Task brief:
Go through the listing and pick out each line with the word "title" in it.
─── Input material
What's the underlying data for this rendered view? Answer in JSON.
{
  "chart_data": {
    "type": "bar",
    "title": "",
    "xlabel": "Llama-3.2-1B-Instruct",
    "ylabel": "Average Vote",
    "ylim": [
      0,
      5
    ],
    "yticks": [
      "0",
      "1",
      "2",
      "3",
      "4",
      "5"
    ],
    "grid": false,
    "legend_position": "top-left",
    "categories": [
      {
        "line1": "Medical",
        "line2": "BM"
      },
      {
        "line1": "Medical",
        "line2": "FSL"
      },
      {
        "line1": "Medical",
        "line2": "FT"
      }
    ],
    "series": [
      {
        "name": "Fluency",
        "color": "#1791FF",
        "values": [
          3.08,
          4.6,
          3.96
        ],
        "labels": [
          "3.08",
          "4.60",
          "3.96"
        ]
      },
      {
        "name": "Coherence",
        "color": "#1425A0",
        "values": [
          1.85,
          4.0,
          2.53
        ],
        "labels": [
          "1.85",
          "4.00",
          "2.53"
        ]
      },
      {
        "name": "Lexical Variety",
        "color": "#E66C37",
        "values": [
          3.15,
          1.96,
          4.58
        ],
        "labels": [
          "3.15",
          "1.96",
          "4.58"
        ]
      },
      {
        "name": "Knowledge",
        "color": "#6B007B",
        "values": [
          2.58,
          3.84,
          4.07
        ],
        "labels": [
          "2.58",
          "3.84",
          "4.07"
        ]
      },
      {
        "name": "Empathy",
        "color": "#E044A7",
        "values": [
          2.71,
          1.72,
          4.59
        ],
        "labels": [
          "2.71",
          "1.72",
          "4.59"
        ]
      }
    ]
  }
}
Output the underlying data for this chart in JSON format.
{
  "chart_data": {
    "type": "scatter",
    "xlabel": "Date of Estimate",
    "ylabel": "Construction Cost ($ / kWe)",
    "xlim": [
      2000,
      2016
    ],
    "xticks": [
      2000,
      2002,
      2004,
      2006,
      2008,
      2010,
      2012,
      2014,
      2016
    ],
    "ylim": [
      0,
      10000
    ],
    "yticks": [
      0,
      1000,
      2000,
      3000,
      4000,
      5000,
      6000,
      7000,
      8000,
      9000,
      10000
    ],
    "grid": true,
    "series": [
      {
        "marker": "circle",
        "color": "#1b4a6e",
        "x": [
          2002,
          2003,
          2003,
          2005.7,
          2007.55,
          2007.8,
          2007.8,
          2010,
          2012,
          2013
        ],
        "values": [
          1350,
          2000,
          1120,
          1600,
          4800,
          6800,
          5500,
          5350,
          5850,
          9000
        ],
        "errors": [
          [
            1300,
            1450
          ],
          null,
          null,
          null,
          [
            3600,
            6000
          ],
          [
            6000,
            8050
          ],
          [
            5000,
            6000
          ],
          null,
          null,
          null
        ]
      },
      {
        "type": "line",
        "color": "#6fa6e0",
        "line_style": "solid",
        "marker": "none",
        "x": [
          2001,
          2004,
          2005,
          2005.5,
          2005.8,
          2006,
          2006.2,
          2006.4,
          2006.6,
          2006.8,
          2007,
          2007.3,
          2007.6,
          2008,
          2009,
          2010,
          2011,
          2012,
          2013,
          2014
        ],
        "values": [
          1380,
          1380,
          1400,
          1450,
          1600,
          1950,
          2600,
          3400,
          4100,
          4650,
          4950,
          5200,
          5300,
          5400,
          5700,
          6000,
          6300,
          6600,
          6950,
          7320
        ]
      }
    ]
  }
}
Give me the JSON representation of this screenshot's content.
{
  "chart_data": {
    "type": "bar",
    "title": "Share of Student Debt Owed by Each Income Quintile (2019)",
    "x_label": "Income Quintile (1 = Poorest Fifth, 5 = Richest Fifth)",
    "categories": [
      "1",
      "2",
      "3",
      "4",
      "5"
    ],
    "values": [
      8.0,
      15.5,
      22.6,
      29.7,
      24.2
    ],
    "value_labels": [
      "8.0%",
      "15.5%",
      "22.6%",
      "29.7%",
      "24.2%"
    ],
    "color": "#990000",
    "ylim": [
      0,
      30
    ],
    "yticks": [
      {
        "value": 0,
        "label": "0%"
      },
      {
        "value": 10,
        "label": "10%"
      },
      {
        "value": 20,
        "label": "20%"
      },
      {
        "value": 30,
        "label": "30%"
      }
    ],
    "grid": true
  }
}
──────
Exercise answer:
    "title": "",
    "title": "Share of Student Debt Owed by Each Income Quintile (2019)",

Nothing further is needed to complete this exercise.